**DIRECTIONS:**
Without the images, write out the whole listing exactly.

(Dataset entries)
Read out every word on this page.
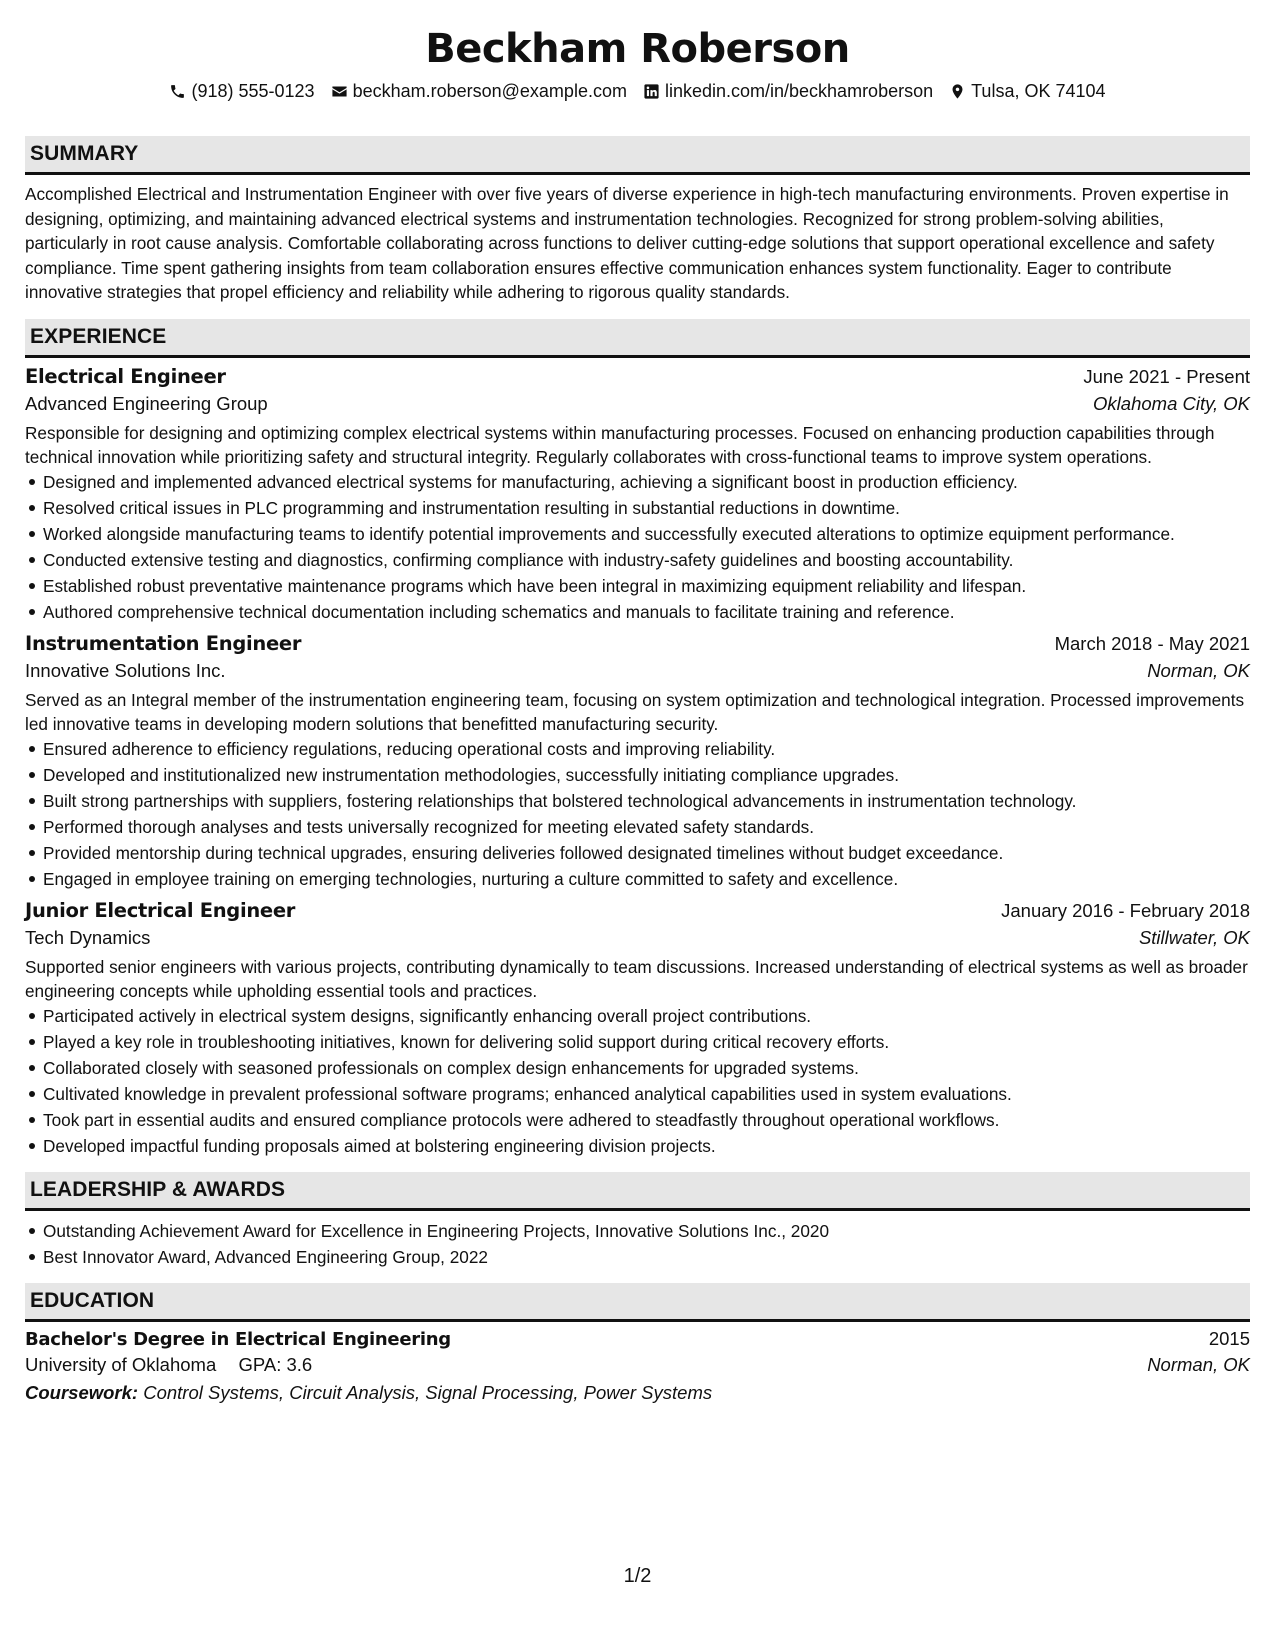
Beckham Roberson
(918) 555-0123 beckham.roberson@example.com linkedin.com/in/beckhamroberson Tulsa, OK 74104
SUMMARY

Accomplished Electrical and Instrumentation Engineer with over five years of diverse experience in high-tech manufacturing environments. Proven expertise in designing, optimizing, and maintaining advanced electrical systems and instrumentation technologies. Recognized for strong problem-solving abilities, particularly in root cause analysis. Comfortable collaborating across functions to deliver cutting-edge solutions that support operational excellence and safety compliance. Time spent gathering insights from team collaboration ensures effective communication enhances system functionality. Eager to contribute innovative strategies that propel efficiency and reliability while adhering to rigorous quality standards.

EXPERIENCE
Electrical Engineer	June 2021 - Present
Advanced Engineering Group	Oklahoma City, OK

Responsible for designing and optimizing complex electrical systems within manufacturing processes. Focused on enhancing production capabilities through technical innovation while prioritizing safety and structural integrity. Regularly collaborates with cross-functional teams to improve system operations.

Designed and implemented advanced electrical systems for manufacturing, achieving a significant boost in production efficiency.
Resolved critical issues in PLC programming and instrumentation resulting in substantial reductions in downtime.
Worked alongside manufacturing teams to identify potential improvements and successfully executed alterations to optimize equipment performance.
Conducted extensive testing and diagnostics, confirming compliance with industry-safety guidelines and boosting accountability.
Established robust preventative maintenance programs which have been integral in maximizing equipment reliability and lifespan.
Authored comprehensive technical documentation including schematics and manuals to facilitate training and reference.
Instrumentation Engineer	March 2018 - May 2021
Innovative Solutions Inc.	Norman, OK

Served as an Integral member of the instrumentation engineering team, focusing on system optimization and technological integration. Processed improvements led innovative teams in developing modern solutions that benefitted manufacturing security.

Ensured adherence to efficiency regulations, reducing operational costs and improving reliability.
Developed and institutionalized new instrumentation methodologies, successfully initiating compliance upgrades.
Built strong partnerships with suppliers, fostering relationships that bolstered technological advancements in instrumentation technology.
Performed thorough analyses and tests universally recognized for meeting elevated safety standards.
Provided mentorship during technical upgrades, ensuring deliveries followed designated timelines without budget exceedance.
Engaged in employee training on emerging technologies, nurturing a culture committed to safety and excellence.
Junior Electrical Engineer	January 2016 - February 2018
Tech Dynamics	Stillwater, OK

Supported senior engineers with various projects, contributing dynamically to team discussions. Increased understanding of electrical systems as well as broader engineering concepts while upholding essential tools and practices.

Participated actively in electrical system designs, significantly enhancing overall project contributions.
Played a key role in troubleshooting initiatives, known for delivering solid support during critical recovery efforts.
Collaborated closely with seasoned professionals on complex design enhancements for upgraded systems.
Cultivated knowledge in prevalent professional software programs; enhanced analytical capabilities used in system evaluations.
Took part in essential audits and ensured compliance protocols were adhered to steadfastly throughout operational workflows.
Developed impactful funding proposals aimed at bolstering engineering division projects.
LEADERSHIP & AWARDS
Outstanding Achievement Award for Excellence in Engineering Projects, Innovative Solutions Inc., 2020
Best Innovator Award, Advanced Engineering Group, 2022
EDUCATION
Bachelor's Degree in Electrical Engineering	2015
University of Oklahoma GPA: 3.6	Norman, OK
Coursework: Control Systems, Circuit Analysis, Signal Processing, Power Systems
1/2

**TASK SOLUTION:**
Read out every word on this page.
Beckham Roberson
(918) 555-0123 beckham.roberson@example.com linkedin.com/in/beckhamroberson Tulsa, OK 74104
SUMMARY

Accomplished Electrical and Instrumentation Engineer with over five years of diverse experience in high-tech manufacturing environments. Proven expertise in designing, optimizing, and maintaining advanced electrical systems and instrumentation technologies. Recognized for strong problem-solving abilities, particularly in root cause analysis. Comfortable collaborating across functions to deliver cutting-edge solutions that support operational excellence and safety compliance. Time spent gathering insights from team collaboration ensures effective communication enhances system functionality. Eager to contribute innovative strategies that propel efficiency and reliability while adhering to rigorous quality standards.

EXPERIENCE
Electrical Engineer	June 2021 - Present
Advanced Engineering Group	Oklahoma City, OK

Responsible for designing and optimizing complex electrical systems within manufacturing processes. Focused on enhancing production capabilities through technical innovation while prioritizing safety and structural integrity. Regularly collaborates with cross-functional teams to improve system operations.

Designed and implemented advanced electrical systems for manufacturing, achieving a significant boost in production efficiency.
Resolved critical issues in PLC programming and instrumentation resulting in substantial reductions in downtime.
Worked alongside manufacturing teams to identify potential improvements and successfully executed alterations to optimize equipment performance.
Conducted extensive testing and diagnostics, confirming compliance with industry-safety guidelines and boosting accountability.
Established robust preventative maintenance programs which have been integral in maximizing equipment reliability and lifespan.
Authored comprehensive technical documentation including schematics and manuals to facilitate training and reference.
Instrumentation Engineer	March 2018 - May 2021
Innovative Solutions Inc.	Norman, OK

Served as an Integral member of the instrumentation engineering team, focusing on system optimization and technological integration. Processed improvements led innovative teams in developing modern solutions that benefitted manufacturing security.

Ensured adherence to efficiency regulations, reducing operational costs and improving reliability.
Developed and institutionalized new instrumentation methodologies, successfully initiating compliance upgrades.
Built strong partnerships with suppliers, fostering relationships that bolstered technological advancements in instrumentation technology.
Performed thorough analyses and tests universally recognized for meeting elevated safety standards.
Provided mentorship during technical upgrades, ensuring deliveries followed designated timelines without budget exceedance.
Engaged in employee training on emerging technologies, nurturing a culture committed to safety and excellence.
Junior Electrical Engineer	January 2016 - February 2018
Tech Dynamics	Stillwater, OK

Supported senior engineers with various projects, contributing dynamically to team discussions. Increased understanding of electrical systems as well as broader engineering concepts while upholding essential tools and practices.

Participated actively in electrical system designs, significantly enhancing overall project contributions.
Played a key role in troubleshooting initiatives, known for delivering solid support during critical recovery efforts.
Collaborated closely with seasoned professionals on complex design enhancements for upgraded systems.
Cultivated knowledge in prevalent professional software programs; enhanced analytical capabilities used in system evaluations.
Took part in essential audits and ensured compliance protocols were adhered to steadfastly throughout operational workflows.
Developed impactful funding proposals aimed at bolstering engineering division projects.
LEADERSHIP & AWARDS
Outstanding Achievement Award for Excellence in Engineering Projects, Innovative Solutions Inc., 2020
Best Innovator Award, Advanced Engineering Group, 2022
EDUCATION
Bachelor's Degree in Electrical Engineering	2015
University of Oklahoma GPA: 3.6	Norman, OK
Coursework: Control Systems, Circuit Analysis, Signal Processing, Power Systems
1/2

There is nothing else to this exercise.